What needs to be done:
Give every line of the data again, unchanged, but with no pictures.

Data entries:
>> BEGIN

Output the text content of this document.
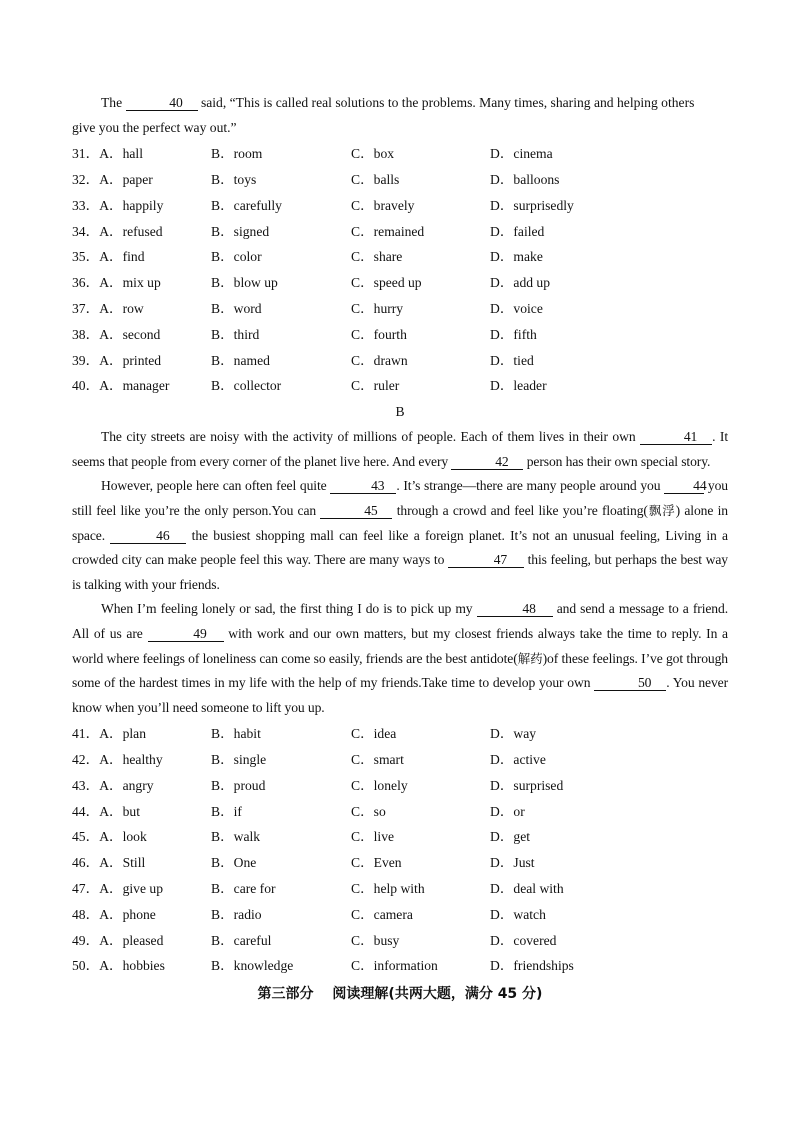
The	40 said, “This is called real solutions to the problems. Many times, sharing and helping others
give you the perfect way out.”
31．A．hall	B．room	C．box	D．cinema
32．A．paper	B．toys	C．balls	D．balloons
33．A．happily	B．carefully	C．bravely	D．surprisedly
34．A．refused	B．signed	C．remained	D．failed
35．A．find	B．color	C．share	D．make
36．A．mix up	B．blow up	C．speed up	D．add up
37．A．row	B．word	C．hurry	D．voice
38．A．second	B．third	C．fourth	D．fifth
39．A．printed	B．named	C．drawn	D．tied
40．A．manager	B．collector	C．ruler	D．leader
B
The city streets are noisy with the activity of millions of people. Each of them lives in their own	41 . It seems that people from every corner of the planet live here. And every	42 person has their own special story.
However, people here can often feel quite	43 . It’s strange—there are many people around you 44 you still feel like you’re the only person.You can	45 through a crowd and feel like you’re floating(飘浮) alone in space.	46 the busiest shopping mall can feel like a foreign planet. It’s not an unusual feeling, Living in a crowded city can make people feel this way. There are many ways to	47 this feeling, but perhaps the best way is talking with your friends.
When I’m feeling lonely or sad, the first thing I do is to pick up my	48 and send a message to a friend. All of us are	49 with work and our own matters, but my closest friends always take the time to reply. In a world where feelings of loneliness can come so easily, friends are the best antidote(解药)of these feelings. I’ve got through some of the hardest times in my life with the help of my friends.Take time to develop your own	50 . You never know when you’ll need someone to lift you up.
41．A．plan	B．habit	C．idea	D．way
42．A．healthy	B．single	C．smart	D．active
43．A．angry	B．proud	C．lonely	D．surprised
44．A．but	B．if	C．so	D．or
45．A．look	B．walk	C．live	D．get
46．A．Still	B．One	C．Even	D．Just
47．A．give up	B．care for	C．help with	D．deal with
48．A．phone	B．radio	C．camera	D．watch
49．A．pleased	B．careful	C．busy	D．covered
50．A．hobbies	B．knowledge	C．information	D．friendships
第三部分　 阅读理解(共两大题，满分 45 分)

>> END

Exercise result:
Output the text content of this document.
The	40 said, “This is called real solutions to the problems. Many times, sharing and helping others
give you the perfect way out.”
31．A．hall	B．room	C．box	D．cinema
32．A．paper	B．toys	C．balls	D．balloons
33．A．happily	B．carefully	C．bravely	D．surprisedly
34．A．refused	B．signed	C．remained	D．failed
35．A．find	B．color	C．share	D．make
36．A．mix up	B．blow up	C．speed up	D．add up
37．A．row	B．word	C．hurry	D．voice
38．A．second	B．third	C．fourth	D．fifth
39．A．printed	B．named	C．drawn	D．tied
40．A．manager	B．collector	C．ruler	D．leader
B
The city streets are noisy with the activity of millions of people. Each of them lives in their own	41 . It seems that people from every corner of the planet live here. And every	42 person has their own special story.
However, people here can often feel quite	43 . It’s strange—there are many people around you 44 you still feel like you’re the only person.You can	45 through a crowd and feel like you’re floating(飘浮) alone in space.	46 the busiest shopping mall can feel like a foreign planet. It’s not an unusual feeling, Living in a crowded city can make people feel this way. There are many ways to	47 this feeling, but perhaps the best way is talking with your friends.
When I’m feeling lonely or sad, the first thing I do is to pick up my	48 and send a message to a friend. All of us are	49 with work and our own matters, but my closest friends always take the time to reply. In a world where feelings of loneliness can come so easily, friends are the best antidote(解药)of these feelings. I’ve got through some of the hardest times in my life with the help of my friends.Take time to develop your own	50 . You never know when you’ll need someone to lift you up.
41．A．plan	B．habit	C．idea	D．way
42．A．healthy	B．single	C．smart	D．active
43．A．angry	B．proud	C．lonely	D．surprised
44．A．but	B．if	C．so	D．or
45．A．look	B．walk	C．live	D．get
46．A．Still	B．One	C．Even	D．Just
47．A．give up	B．care for	C．help with	D．deal with
48．A．phone	B．radio	C．camera	D．watch
49．A．pleased	B．careful	C．busy	D．covered
50．A．hobbies	B．knowledge	C．information	D．friendships
第三部分　 阅读理解(共两大题，满分 45 分)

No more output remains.